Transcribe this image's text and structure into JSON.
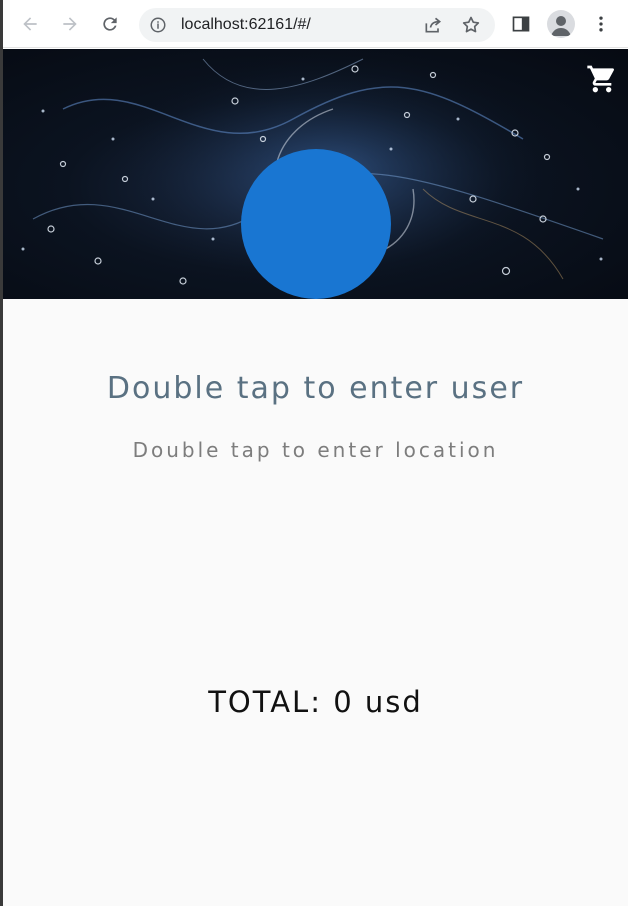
{
  "browser": {
    "url": "localhost:62161/#/",
    "icons": {
      "back": "arrow-left-icon",
      "forward": "arrow-right-icon",
      "reload": "reload-icon",
      "info": "info-icon",
      "share": "share-icon",
      "bookmark": "star-icon",
      "side_panel": "side-panel-icon",
      "profile": "profile-icon",
      "menu": "kebab-menu-icon"
    }
  },
  "app": {
    "header": {
      "cart_icon": "shopping-cart-icon",
      "avatar_color": "#1976d2"
    },
    "user_name_prompt": "Double tap to enter user",
    "location_prompt": "Double tap to enter location",
    "total_label": "TOTAL: 0 usd"
  },
  "colors": {
    "page_background": "#fafafa",
    "user_text": "#5a7182",
    "location_text": "#7d7d7d",
    "total_text": "#111111"
  }
}
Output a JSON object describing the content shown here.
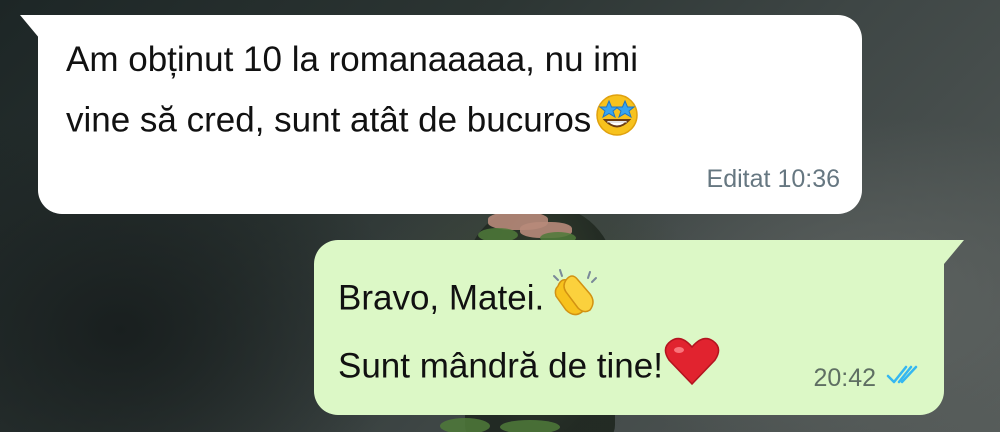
{
  "chat": {
    "messages": [
      {
        "direction": "incoming",
        "lines": [
          "Am obținut 10 la romanaaaaa, nu imi",
          "vine să cred, sunt atât de bucuros"
        ],
        "emoji": "star-struck-emoji",
        "edited_label": "Editat",
        "time": "10:36"
      },
      {
        "direction": "outgoing",
        "lines": [
          "Bravo, Matei.",
          "Sunt mândră de tine!"
        ],
        "emojis": [
          "clapping-hands-emoji",
          "red-heart-emoji"
        ],
        "time": "20:42",
        "status_icon": "double-check-read-icon"
      }
    ]
  },
  "colors": {
    "incoming_bubble": "#ffffff",
    "outgoing_bubble": "#dcf8c6",
    "read_check": "#34b7f1",
    "meta_text": "#667781"
  }
}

[WHAT TO PRODUCE] Extract each line holding the word "enter" from the records.

[THE RESULT]
    "user_name_prompt": "Double tap to enter user",
    "location_prompt": "Double tap to enter location",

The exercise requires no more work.